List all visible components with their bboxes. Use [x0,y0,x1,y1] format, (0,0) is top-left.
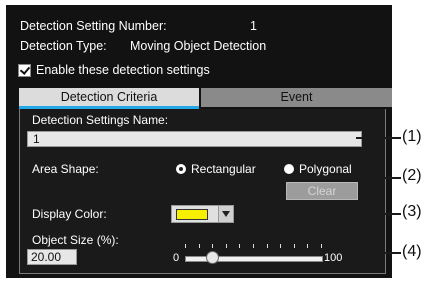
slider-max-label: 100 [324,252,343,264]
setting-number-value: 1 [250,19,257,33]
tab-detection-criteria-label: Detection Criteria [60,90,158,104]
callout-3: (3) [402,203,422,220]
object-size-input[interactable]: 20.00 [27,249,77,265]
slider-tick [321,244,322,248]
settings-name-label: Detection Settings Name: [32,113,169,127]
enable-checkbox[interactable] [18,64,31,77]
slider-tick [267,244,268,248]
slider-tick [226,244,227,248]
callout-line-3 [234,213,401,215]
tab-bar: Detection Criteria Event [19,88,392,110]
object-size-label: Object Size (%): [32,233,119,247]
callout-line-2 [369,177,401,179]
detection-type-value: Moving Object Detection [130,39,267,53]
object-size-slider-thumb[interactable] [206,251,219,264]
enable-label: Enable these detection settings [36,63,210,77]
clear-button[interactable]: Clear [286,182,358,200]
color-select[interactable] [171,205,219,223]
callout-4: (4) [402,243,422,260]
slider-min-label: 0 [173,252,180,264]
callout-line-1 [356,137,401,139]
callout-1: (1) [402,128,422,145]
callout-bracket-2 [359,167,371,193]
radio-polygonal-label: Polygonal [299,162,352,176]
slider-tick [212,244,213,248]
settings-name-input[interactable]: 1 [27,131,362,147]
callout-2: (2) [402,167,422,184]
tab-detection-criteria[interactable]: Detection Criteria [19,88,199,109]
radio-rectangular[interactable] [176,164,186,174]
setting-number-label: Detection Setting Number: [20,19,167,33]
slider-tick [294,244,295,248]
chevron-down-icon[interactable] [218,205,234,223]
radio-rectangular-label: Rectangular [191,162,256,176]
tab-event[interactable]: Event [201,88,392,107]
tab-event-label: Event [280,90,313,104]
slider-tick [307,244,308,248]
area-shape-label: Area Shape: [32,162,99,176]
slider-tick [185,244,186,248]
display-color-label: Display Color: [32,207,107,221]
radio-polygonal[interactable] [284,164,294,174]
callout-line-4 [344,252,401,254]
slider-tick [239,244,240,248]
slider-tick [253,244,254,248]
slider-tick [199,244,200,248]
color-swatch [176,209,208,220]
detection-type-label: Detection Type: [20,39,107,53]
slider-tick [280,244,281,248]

┄┄┄┄┄┄┄┄┄┄┄┄┄┄┄┄┄┄┄┄

§ To do: Quote the lines exactly, everything from the one containing "slider-max-label: 100 [324,252,343,264]" down to the one containing "callout-line-2 [369,177,401,179]", both included.

§ Answer for this exercise:
slider-max-label: 100 [324,252,343,264]
setting-number-value: 1 [250,19,257,33]
tab-detection-criteria-label: Detection Criteria [60,90,158,104]
callout-3: (3) [402,203,422,220]
object-size-input[interactable]: 20.00 [27,249,77,265]
slider-tick [321,244,322,248]
settings-name-label: Detection Settings Name: [32,113,169,127]
enable-checkbox[interactable] [18,64,31,77]
slider-tick [267,244,268,248]
slider-tick [226,244,227,248]
callout-line-3 [234,213,401,215]
tab-bar: Detection Criteria Event [19,88,392,110]
object-size-label: Object Size (%): [32,233,119,247]
callout-line-2 [369,177,401,179]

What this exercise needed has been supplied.